## [ROWS]
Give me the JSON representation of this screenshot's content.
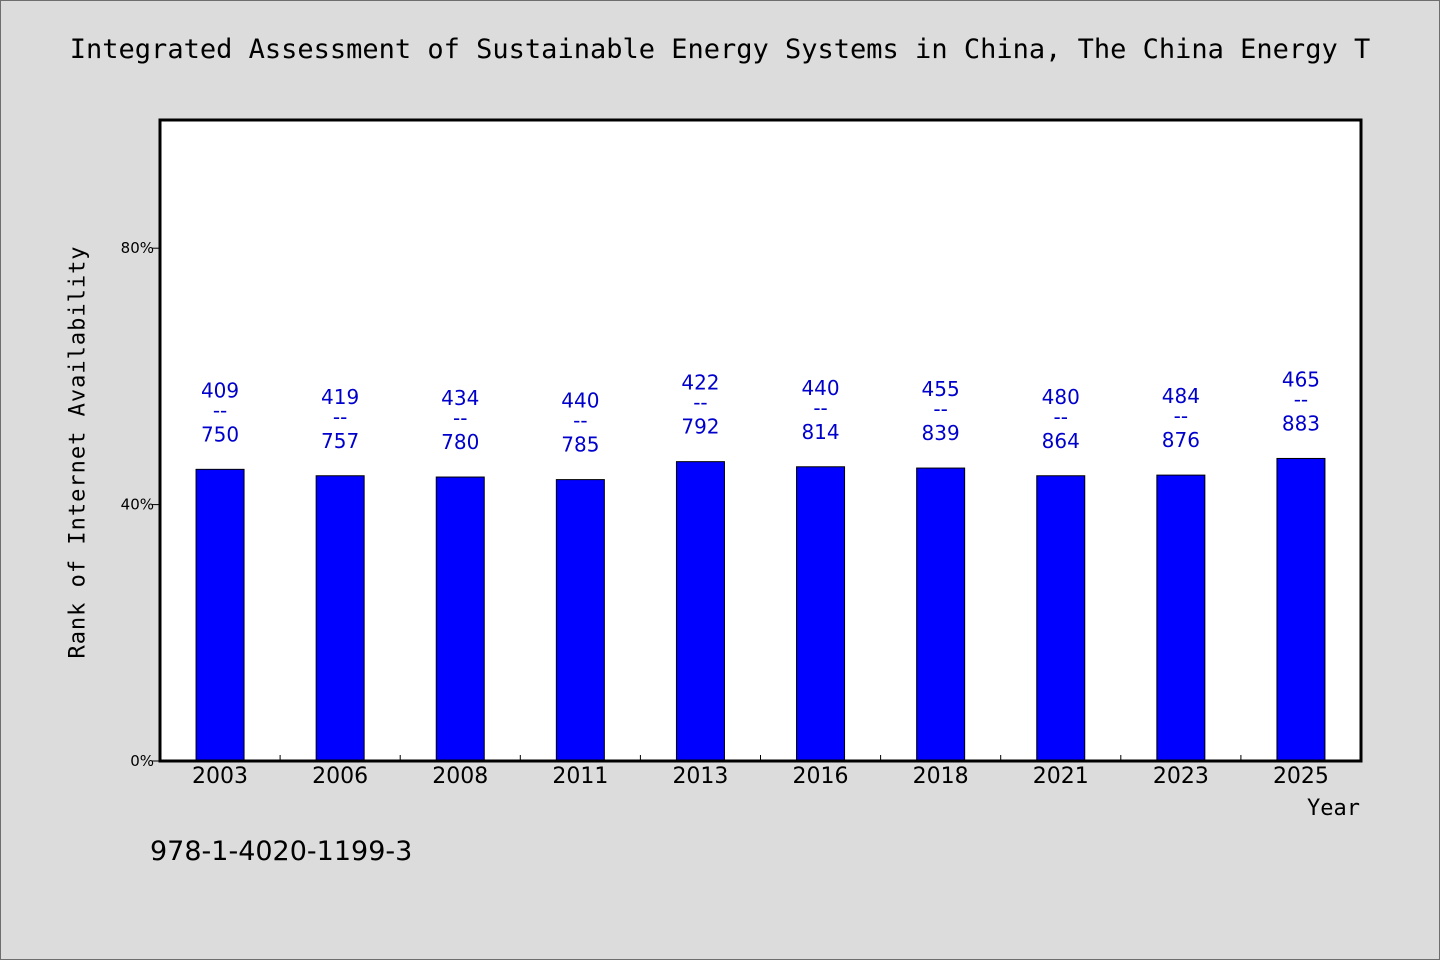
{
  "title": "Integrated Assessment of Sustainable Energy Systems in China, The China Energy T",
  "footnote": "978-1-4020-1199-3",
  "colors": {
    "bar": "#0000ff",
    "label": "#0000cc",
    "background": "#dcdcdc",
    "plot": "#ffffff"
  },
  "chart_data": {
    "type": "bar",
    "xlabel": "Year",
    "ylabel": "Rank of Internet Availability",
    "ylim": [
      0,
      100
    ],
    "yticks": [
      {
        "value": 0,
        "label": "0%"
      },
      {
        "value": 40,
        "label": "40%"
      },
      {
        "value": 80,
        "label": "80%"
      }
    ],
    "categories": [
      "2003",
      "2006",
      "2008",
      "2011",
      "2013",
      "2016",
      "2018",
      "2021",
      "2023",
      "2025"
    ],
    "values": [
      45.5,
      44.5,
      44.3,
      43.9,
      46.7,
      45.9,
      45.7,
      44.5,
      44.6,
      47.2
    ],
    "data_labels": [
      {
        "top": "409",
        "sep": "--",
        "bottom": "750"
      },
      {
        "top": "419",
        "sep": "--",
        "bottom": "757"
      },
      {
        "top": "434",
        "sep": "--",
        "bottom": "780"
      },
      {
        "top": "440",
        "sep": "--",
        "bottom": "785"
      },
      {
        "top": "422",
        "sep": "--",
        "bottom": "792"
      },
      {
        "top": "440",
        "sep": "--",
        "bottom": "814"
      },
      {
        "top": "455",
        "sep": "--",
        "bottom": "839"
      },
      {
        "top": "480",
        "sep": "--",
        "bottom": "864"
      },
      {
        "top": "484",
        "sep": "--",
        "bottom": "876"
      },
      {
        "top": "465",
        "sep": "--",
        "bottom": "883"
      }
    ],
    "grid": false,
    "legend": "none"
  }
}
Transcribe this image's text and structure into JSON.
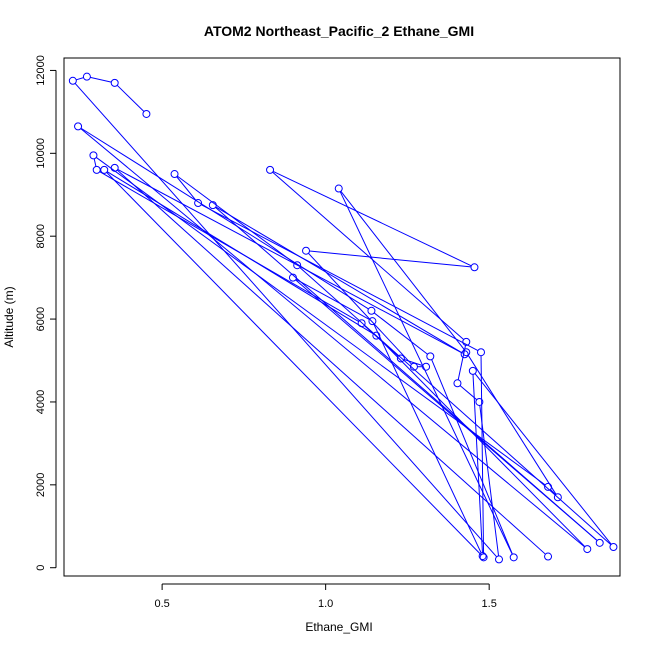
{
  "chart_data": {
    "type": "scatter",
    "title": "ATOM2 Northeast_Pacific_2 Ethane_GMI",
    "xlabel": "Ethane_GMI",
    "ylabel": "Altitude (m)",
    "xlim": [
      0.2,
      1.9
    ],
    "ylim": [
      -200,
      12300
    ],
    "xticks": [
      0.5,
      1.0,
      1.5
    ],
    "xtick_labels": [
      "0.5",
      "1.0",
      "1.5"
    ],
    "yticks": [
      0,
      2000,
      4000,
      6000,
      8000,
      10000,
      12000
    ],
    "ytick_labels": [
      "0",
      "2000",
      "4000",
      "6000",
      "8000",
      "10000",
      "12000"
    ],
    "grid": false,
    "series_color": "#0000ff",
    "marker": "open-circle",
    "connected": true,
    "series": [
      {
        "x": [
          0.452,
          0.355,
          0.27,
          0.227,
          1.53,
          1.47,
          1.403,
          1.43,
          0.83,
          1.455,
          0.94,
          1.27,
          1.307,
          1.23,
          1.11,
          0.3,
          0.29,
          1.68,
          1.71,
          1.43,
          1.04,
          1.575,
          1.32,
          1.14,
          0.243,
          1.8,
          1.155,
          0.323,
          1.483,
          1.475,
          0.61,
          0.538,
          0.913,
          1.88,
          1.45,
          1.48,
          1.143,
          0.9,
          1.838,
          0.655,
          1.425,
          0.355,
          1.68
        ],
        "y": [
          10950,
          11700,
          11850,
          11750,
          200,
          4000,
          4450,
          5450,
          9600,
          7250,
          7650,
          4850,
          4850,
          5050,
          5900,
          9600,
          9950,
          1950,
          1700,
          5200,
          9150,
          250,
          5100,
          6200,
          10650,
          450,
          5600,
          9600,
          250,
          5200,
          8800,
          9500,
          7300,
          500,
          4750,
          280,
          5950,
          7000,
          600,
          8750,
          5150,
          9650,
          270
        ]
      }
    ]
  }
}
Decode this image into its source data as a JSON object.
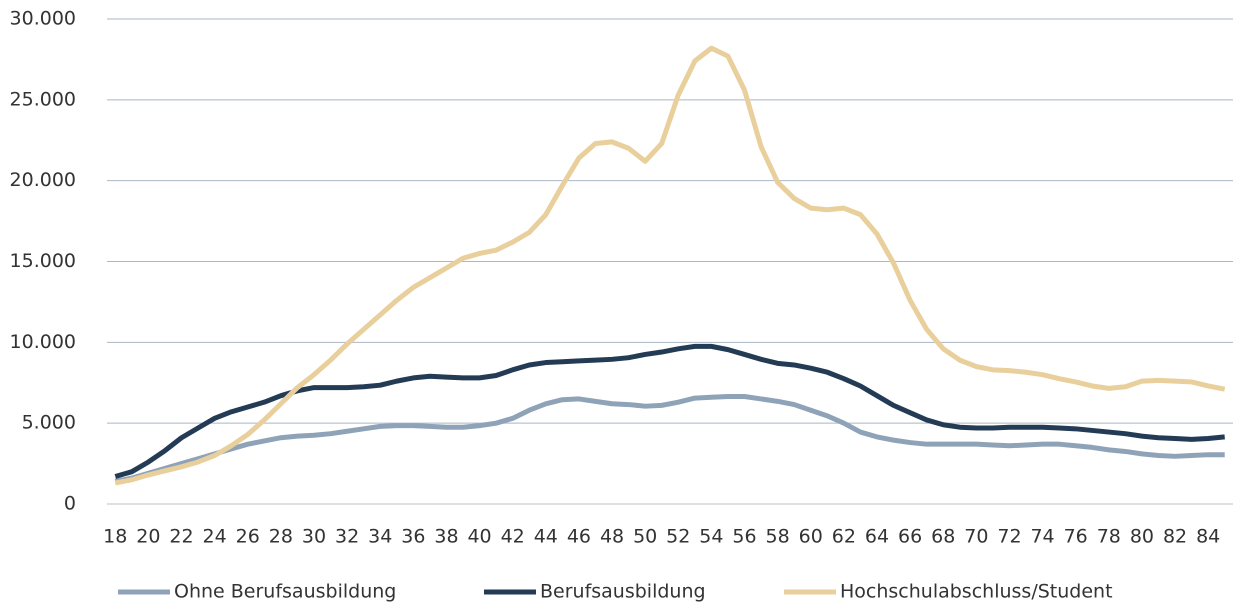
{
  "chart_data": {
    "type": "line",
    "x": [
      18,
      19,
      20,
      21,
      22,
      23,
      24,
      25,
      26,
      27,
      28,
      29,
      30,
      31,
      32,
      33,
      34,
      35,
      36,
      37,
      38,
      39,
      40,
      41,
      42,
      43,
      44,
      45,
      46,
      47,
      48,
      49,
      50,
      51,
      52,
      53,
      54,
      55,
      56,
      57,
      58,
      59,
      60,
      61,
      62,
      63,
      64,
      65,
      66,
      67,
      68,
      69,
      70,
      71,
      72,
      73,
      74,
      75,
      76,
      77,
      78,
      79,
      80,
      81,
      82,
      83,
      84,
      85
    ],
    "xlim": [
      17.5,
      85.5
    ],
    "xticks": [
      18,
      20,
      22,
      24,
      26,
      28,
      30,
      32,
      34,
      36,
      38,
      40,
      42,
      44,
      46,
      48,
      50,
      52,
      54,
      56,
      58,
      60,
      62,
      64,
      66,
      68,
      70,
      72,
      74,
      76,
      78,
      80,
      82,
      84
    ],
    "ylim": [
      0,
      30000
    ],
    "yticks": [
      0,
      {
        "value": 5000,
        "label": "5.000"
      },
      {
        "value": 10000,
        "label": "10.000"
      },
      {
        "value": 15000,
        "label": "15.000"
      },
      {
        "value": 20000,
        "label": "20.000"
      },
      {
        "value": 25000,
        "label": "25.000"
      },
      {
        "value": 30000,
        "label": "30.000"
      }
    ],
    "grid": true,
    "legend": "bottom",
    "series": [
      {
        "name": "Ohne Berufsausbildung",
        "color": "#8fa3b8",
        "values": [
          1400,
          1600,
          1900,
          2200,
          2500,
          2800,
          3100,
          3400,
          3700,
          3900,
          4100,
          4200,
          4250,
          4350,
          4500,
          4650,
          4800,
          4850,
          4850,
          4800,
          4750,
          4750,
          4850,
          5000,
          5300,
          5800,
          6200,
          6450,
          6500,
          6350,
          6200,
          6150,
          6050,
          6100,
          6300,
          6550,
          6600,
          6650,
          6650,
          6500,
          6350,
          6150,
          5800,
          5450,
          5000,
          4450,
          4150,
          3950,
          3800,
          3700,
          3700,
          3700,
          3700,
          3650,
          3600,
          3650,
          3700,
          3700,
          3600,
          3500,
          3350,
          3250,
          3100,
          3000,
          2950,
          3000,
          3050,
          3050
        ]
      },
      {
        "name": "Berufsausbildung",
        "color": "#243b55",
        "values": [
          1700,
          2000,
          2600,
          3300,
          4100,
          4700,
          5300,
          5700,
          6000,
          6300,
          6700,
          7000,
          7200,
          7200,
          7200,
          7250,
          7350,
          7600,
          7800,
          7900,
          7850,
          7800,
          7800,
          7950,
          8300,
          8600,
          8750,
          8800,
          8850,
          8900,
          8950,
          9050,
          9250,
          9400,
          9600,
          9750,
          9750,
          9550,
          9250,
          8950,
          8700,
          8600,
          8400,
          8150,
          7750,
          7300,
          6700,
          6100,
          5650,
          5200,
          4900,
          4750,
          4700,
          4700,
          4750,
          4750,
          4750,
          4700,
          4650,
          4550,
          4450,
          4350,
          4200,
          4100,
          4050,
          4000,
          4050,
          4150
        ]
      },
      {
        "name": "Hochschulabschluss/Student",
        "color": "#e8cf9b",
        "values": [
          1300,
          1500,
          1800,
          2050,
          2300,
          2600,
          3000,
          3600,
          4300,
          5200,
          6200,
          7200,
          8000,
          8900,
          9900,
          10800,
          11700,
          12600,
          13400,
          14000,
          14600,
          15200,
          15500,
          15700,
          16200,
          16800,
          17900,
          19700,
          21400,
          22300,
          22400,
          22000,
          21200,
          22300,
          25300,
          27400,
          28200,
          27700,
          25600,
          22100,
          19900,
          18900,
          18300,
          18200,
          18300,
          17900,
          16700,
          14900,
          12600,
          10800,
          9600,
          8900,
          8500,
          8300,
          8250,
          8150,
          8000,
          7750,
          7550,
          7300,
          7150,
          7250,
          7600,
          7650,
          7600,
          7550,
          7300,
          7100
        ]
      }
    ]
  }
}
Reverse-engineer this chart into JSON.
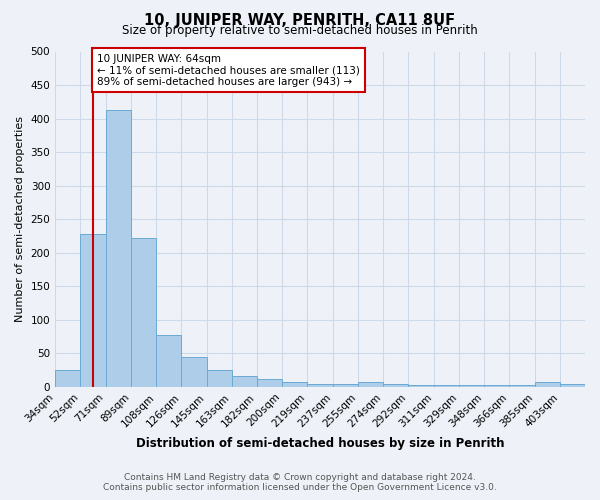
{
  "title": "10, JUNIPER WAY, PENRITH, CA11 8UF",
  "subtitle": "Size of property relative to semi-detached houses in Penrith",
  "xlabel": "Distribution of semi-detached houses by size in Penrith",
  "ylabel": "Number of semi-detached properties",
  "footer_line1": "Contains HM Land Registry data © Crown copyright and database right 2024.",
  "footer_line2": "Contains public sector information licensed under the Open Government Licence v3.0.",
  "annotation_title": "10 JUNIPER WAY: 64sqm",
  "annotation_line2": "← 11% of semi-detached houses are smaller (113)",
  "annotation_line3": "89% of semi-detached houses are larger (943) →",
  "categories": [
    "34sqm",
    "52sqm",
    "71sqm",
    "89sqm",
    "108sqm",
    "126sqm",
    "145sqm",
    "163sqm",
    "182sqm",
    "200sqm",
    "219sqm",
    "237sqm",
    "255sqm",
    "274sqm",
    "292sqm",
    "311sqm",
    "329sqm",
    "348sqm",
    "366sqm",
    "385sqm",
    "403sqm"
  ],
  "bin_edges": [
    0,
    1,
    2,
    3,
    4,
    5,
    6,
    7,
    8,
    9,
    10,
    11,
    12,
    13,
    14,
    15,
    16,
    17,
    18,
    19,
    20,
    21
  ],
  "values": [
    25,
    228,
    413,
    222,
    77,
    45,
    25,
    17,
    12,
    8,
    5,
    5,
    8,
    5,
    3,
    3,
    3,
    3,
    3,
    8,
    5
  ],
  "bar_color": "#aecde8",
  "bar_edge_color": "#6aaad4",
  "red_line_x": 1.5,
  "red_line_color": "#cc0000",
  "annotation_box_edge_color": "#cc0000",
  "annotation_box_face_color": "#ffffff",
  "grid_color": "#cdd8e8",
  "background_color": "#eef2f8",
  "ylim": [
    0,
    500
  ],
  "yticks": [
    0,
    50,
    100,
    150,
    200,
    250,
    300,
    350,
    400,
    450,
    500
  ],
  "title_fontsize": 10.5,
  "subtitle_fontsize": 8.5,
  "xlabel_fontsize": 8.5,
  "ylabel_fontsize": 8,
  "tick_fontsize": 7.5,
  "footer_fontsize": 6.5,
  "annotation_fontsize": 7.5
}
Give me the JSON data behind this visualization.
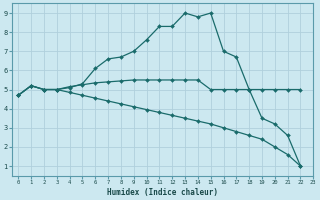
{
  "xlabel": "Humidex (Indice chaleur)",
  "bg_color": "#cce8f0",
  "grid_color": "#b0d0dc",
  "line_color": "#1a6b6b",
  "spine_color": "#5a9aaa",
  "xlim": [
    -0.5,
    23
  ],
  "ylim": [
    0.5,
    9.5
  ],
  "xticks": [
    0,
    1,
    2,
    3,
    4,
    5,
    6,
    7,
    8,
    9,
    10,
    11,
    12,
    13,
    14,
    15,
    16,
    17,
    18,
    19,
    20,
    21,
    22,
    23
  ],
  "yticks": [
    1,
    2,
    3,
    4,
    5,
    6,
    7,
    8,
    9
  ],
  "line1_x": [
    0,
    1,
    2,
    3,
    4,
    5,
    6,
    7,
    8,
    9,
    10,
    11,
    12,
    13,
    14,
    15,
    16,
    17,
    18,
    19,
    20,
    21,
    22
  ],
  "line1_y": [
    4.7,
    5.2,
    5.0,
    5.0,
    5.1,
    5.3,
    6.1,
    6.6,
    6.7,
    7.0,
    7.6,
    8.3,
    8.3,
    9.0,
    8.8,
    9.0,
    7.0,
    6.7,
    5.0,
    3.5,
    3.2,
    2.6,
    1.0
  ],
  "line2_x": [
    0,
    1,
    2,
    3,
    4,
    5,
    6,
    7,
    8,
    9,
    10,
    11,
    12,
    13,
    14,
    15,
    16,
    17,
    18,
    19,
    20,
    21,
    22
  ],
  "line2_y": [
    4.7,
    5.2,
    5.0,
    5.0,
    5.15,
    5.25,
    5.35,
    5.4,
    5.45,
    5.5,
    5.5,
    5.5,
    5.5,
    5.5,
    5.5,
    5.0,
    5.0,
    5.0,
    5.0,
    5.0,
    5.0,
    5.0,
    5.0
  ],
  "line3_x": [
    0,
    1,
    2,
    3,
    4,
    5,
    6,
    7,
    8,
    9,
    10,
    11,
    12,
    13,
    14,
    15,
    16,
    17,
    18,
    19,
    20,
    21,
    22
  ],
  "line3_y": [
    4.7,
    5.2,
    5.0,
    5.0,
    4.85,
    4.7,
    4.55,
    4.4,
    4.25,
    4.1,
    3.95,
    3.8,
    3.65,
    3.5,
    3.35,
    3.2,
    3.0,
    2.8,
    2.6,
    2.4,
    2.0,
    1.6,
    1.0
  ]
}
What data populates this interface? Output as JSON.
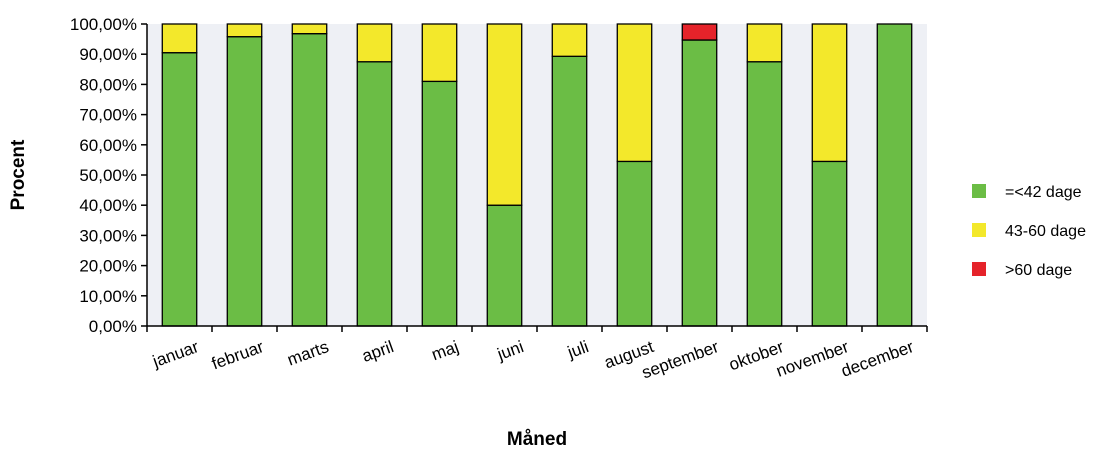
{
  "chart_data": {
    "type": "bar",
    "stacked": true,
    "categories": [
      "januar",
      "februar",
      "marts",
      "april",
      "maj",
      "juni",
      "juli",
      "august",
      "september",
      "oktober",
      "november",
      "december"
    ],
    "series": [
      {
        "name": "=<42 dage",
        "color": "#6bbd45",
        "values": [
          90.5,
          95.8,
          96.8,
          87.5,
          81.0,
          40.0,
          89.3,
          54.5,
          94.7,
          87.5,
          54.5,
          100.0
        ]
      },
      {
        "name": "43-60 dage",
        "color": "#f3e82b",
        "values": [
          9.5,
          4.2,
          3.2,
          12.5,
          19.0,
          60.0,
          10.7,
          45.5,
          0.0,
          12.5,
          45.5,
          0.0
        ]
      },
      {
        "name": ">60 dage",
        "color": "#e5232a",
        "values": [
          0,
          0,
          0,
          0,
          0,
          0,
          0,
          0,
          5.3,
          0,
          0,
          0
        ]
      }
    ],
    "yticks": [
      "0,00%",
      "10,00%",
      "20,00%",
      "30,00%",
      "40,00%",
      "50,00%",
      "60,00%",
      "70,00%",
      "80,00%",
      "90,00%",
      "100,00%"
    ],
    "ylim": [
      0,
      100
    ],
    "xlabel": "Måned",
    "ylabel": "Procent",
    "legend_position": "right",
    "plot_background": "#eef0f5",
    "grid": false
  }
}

## [WORK REQUIRED]
What is the number of lines above that contain the string "into"? Answer with the number alone.

## [WRITTEN ANSWER]
3